WORK TO COMPLETE:
Rewrite the lines from the one containing "table-cell: Size 17 bbox=[725, 386, 799, 407]" up to and including the one containing "table-cell: Size 8 bbox=[725, 216, 799, 237]", putting "grid-cell" in place of "table-cell" and leaving everything else unchanged.

====== ROWS

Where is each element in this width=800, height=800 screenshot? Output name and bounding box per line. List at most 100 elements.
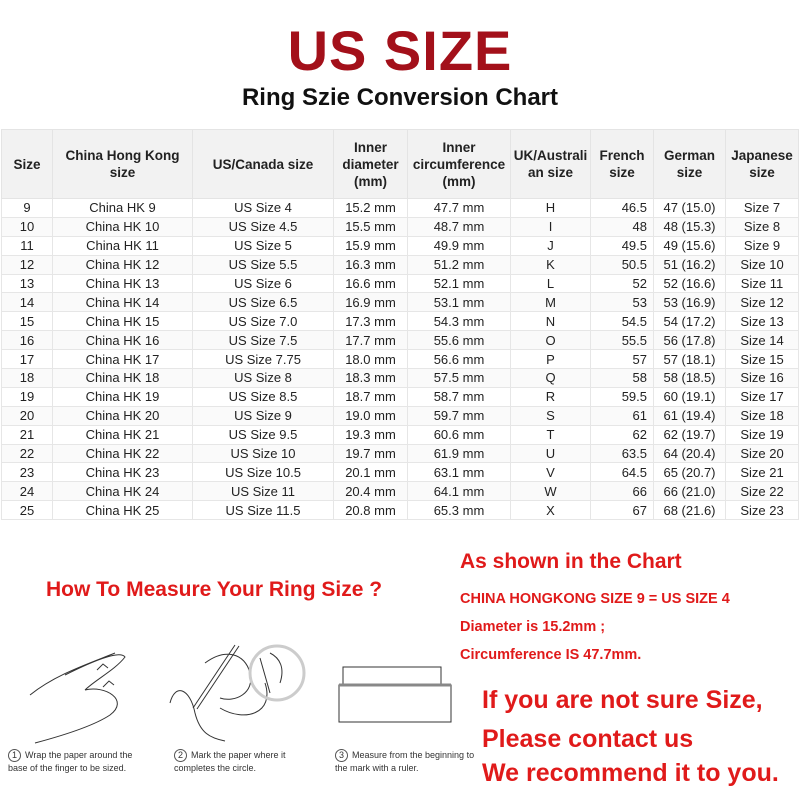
table-cell: Size 17 bbox=[725, 386, 799, 407]
step-text: Measure from the beginning to the mark w… bbox=[335, 750, 475, 773]
table-cell: 54.3 mm bbox=[407, 311, 511, 332]
table-cell: H bbox=[510, 198, 591, 218]
table-cell: Size 8 bbox=[725, 216, 799, 237]
table-cell: Size 10 bbox=[725, 254, 799, 275]
table-cell: 58.7 mm bbox=[407, 386, 511, 407]
table-cell: 53.1 mm bbox=[407, 292, 511, 313]
table-cell: China HK 16 bbox=[52, 330, 193, 351]
table-cell: China HK 20 bbox=[52, 405, 193, 426]
table-cell: Size 15 bbox=[725, 349, 799, 370]
measure-step: 1 Wrap the paper around the base of the f… bbox=[8, 749, 138, 774]
contact-line2: Please contact us bbox=[482, 725, 694, 753]
table-cell: Size 22 bbox=[725, 481, 799, 502]
step-text: Wrap the paper around the base of the fi… bbox=[8, 750, 133, 773]
table-row: 9 China HK 9 US Size 4 15.2 mm 47.7 mm H 46.5 4… bbox=[1, 198, 799, 218]
table-cell: 19.7 mm bbox=[333, 443, 408, 464]
table-cell: China HK 19 bbox=[52, 386, 193, 407]
contact-line3: We recommend it to you. bbox=[482, 759, 779, 787]
hand-wrap-illustration bbox=[29, 652, 126, 744]
table-row: 11 China HK 11 US Size 5 15.9 mm 49.9 mm J 49.… bbox=[1, 235, 799, 256]
table-cell: Size 11 bbox=[725, 273, 799, 294]
table-cell: 49 (15.6) bbox=[653, 235, 726, 256]
table-cell: 20.4 mm bbox=[333, 481, 408, 502]
table-cell: 60.6 mm bbox=[407, 424, 511, 445]
step-number: 3 bbox=[335, 749, 348, 762]
column-header: China Hong Kong size bbox=[52, 129, 193, 199]
table-cell: Size 23 bbox=[725, 500, 799, 521]
table-cell: 16.6 mm bbox=[333, 273, 408, 294]
table-cell: 52 (16.6) bbox=[653, 273, 726, 294]
table-cell: 61.9 mm bbox=[407, 443, 511, 464]
table-cell: 55.6 mm bbox=[407, 330, 511, 351]
table-cell: 48 (15.3) bbox=[653, 216, 726, 237]
table-cell: Size 16 bbox=[725, 368, 799, 388]
table-cell: U bbox=[510, 443, 591, 464]
table-row: 12 China HK 12 US Size 5.5 16.3 mm 51.2 mm K 5… bbox=[1, 254, 799, 275]
example-line1: CHINA HONGKONG SIZE 9 = US SIZE 4 bbox=[460, 591, 730, 607]
table-cell: 15.5 mm bbox=[333, 216, 408, 237]
table-cell: 19.0 mm bbox=[333, 405, 408, 426]
table-cell: 52.1 mm bbox=[407, 273, 511, 294]
table-cell: US Size 7.75 bbox=[192, 349, 334, 370]
table-cell: China HK 9 bbox=[52, 198, 193, 218]
table-cell: 65.3 mm bbox=[407, 500, 511, 521]
table-cell: China HK 21 bbox=[52, 424, 193, 445]
table-cell: 47 (15.0) bbox=[653, 198, 726, 218]
table-cell: J bbox=[510, 235, 591, 256]
table-cell: 21 bbox=[1, 424, 53, 445]
table-cell: US Size 7.0 bbox=[192, 311, 334, 332]
table-cell: US Size 6 bbox=[192, 273, 334, 294]
table-cell: Q bbox=[510, 368, 591, 388]
table-cell: 48.7 mm bbox=[407, 216, 511, 237]
table-cell: China HK 10 bbox=[52, 216, 193, 237]
table-cell: 50.5 bbox=[590, 254, 654, 275]
table-cell: 64.1 mm bbox=[407, 481, 511, 502]
table-cell: 48 bbox=[590, 216, 654, 237]
table-row: 25 China HK 25 US Size 11.5 20.8 mm 65.3 mm X… bbox=[1, 500, 799, 521]
table-cell: 57.5 mm bbox=[407, 368, 511, 388]
table-cell: 65 (20.7) bbox=[653, 462, 726, 483]
table-cell: 20 bbox=[1, 405, 53, 426]
step-text: Mark the paper where it completes the ci… bbox=[174, 750, 286, 773]
table-cell: 58 (18.5) bbox=[653, 368, 726, 388]
table-cell: China HK 14 bbox=[52, 292, 193, 313]
table-cell: N bbox=[510, 311, 591, 332]
table-cell: China HK 12 bbox=[52, 254, 193, 275]
table-cell: 56.6 mm bbox=[407, 349, 511, 370]
table-cell: China HK 23 bbox=[52, 462, 193, 483]
table-cell: China HK 24 bbox=[52, 481, 193, 502]
table-cell: US Size 8.5 bbox=[192, 386, 334, 407]
table-cell: 23 bbox=[1, 462, 53, 483]
table-cell: 58 bbox=[590, 368, 654, 388]
table-cell: 17.3 mm bbox=[333, 311, 408, 332]
table-row: 23 China HK 23 US Size 10.5 20.1 mm 63.1 mm V… bbox=[1, 462, 799, 483]
step-number: 1 bbox=[8, 749, 21, 762]
table-row: 17 China HK 17 US Size 7.75 18.0 mm 56.6 mm P… bbox=[1, 349, 799, 370]
table-cell: 11 bbox=[1, 235, 53, 256]
table-cell: 14 bbox=[1, 292, 53, 313]
table-cell: 57 bbox=[590, 349, 654, 370]
table-cell: 68 (21.6) bbox=[653, 500, 726, 521]
table-cell: K bbox=[510, 254, 591, 275]
table-cell: 47.7 mm bbox=[407, 198, 511, 218]
table-cell: 19 bbox=[1, 386, 53, 407]
page-title: US SIZE bbox=[287, 19, 513, 82]
table-cell: 61 (19.4) bbox=[653, 405, 726, 426]
table-cell: 46.5 bbox=[590, 198, 654, 218]
table-cell: China HK 22 bbox=[52, 443, 193, 464]
table-cell: 15.2 mm bbox=[333, 198, 408, 218]
table-cell: US Size 11 bbox=[192, 481, 334, 502]
table-cell: 52 bbox=[590, 273, 654, 294]
measure-heading: How To Measure Your Ring Size ? bbox=[46, 578, 383, 601]
table-row: 20 China HK 20 US Size 9 19.0 mm 59.7 mm S 61 6… bbox=[1, 405, 799, 426]
table-cell: 17.7 mm bbox=[333, 330, 408, 351]
table-cell: 22 bbox=[1, 443, 53, 464]
table-cell: China HK 15 bbox=[52, 311, 193, 332]
column-header: German size bbox=[653, 129, 726, 199]
size-conversion-table: Size China Hong Kong size US/Canada size In… bbox=[1, 129, 799, 521]
table-cell: Size 14 bbox=[725, 330, 799, 351]
table-row: 13 China HK 13 US Size 6 16.6 mm 52.1 mm L 52 5… bbox=[1, 273, 799, 294]
table-cell: Size 19 bbox=[725, 424, 799, 445]
table-row: 15 China HK 15 US Size 7.0 17.3 mm 54.3 mm N 5… bbox=[1, 311, 799, 332]
table-cell: 16 bbox=[1, 330, 53, 351]
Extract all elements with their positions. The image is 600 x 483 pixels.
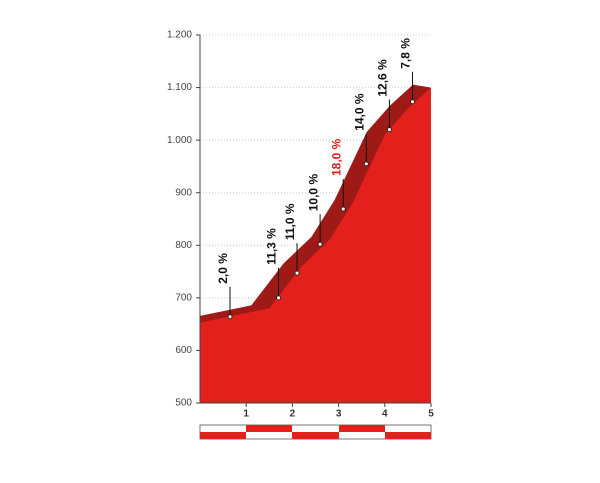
x-tick-label: 2: [290, 409, 296, 420]
marker-point: [363, 161, 369, 167]
marker-point: [227, 314, 233, 320]
gradient-label: 12,6 %: [376, 59, 390, 97]
y-tick-label: 600: [175, 345, 192, 356]
y-tick-label: 800: [175, 240, 192, 251]
gradient-label: 11,0 %: [283, 203, 297, 240]
x-tick-label: 3: [336, 409, 342, 420]
y-tick-label: 500: [175, 398, 192, 409]
marker-point: [276, 295, 281, 301]
km-stripe: [199, 424, 432, 440]
y-tick-label: 1.100: [167, 82, 192, 93]
y-tick-label: 900: [175, 187, 192, 198]
marker-point: [387, 127, 392, 133]
x-tick-label: 1: [243, 409, 249, 420]
profile-area: [200, 87, 431, 404]
marker-point: [340, 206, 346, 212]
gradient-label: 10,0 %: [306, 174, 320, 212]
y-tick-label: 700: [175, 292, 192, 303]
gradient-label: 2,0 %: [216, 253, 230, 284]
marker-point: [410, 99, 415, 105]
gradient-label: 18,0 %: [329, 138, 343, 176]
x-tick-label: 4: [382, 409, 388, 420]
gradient-label: 7,8 %: [399, 38, 413, 69]
gradient-label: 14,0 %: [352, 93, 366, 131]
gradient-label: 11,3 %: [265, 228, 279, 265]
y-tick-label: 1.000: [167, 135, 192, 146]
marker-point: [294, 270, 300, 276]
y-tick-label: 1.200: [167, 30, 192, 41]
x-tick-label: 5: [428, 409, 434, 420]
marker-point: [317, 241, 323, 247]
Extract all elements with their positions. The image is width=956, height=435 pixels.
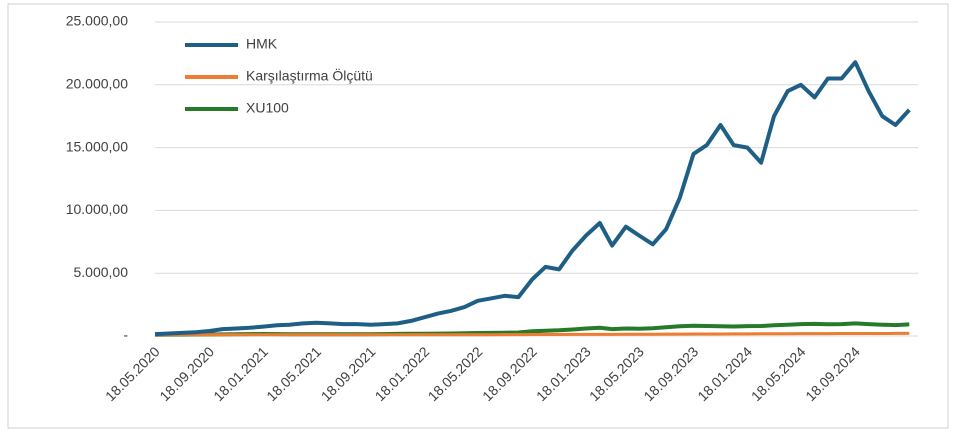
y-tick-label: 20.000,00 (66, 76, 128, 92)
y-tick-label: 10.000,00 (66, 201, 128, 217)
y-tick-label: 25.000,00 (66, 13, 128, 29)
y-tick-label: 15.000,00 (66, 138, 128, 154)
chart-border (7, 3, 949, 429)
series-line (154, 60, 911, 337)
legend-label: HMK (246, 36, 278, 52)
legend-label: XU100 (246, 100, 289, 116)
legend-label: Karşılaştırma Ölçütü (246, 67, 373, 84)
series-line (155, 331, 910, 337)
y-tick-label: 5.000,00 (74, 264, 129, 280)
y-tick-label: - (123, 327, 128, 343)
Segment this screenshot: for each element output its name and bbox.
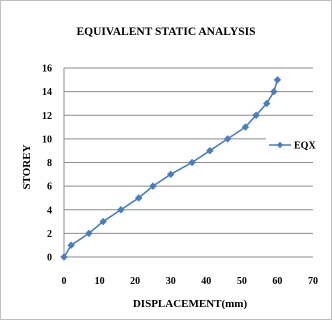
data-point [241, 123, 250, 131]
legend-marker [276, 141, 284, 149]
x-tick-label: 50 [237, 276, 247, 287]
data-point [273, 76, 282, 84]
x-tick-label: 0 [62, 276, 67, 287]
data-point [99, 217, 107, 226]
data-point [270, 87, 278, 96]
data-point [85, 229, 93, 238]
x-axis-label: DISPLACEMENT(mm) [133, 298, 248, 310]
data-point [263, 99, 271, 108]
y-tick-label: 14 [42, 87, 52, 98]
series-line-eqx [63, 79, 279, 258]
data-point [134, 194, 143, 202]
x-tick-label: 10 [95, 276, 105, 287]
y-tick-label: 12 [42, 111, 52, 122]
data-point [188, 158, 196, 167]
y-tick-label: 10 [42, 134, 52, 145]
data-point [252, 111, 260, 119]
data-point [117, 206, 125, 214]
chart-title: EQUIVALENT STATIC ANALYSIS [77, 26, 256, 38]
data-point [149, 182, 157, 190]
data-point [206, 146, 214, 155]
x-tick-label: 70 [308, 276, 318, 287]
data-point [60, 253, 68, 261]
x-tick-label: 60 [272, 276, 282, 287]
y-axis-label: STOREY [21, 144, 33, 189]
x-tick-label: 40 [201, 276, 211, 287]
data-point [166, 170, 175, 179]
data-point [223, 135, 232, 143]
y-tick-label: 0 [47, 253, 52, 264]
y-tick-label: 16 [42, 64, 52, 75]
y-tick-label: 2 [47, 229, 52, 240]
x-tick-label: 20 [130, 276, 140, 287]
y-tick-label: 8 [47, 158, 52, 169]
legend-label: EQX [294, 141, 316, 152]
plot-area: 0 2 4 6 8 10 12 14 16 0 10 20 30 40 50 60 70 EQX [42, 64, 318, 287]
y-tick-label: 4 [47, 205, 52, 216]
data-point [67, 241, 75, 249]
legend-background [266, 137, 318, 153]
x-tick-label: 30 [166, 276, 176, 287]
y-tick-label: 6 [47, 182, 52, 193]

============

ANSWER IN FULL:
grid-cell: Size 17 bbox=[725, 386, 799, 407]
step-text: Measure from the beginning to the mark w… bbox=[335, 750, 475, 773]
grid-cell: 54.3 mm bbox=[407, 311, 511, 332]
grid-cell: H bbox=[510, 198, 591, 218]
grid-cell: Size 8 bbox=[725, 216, 799, 237]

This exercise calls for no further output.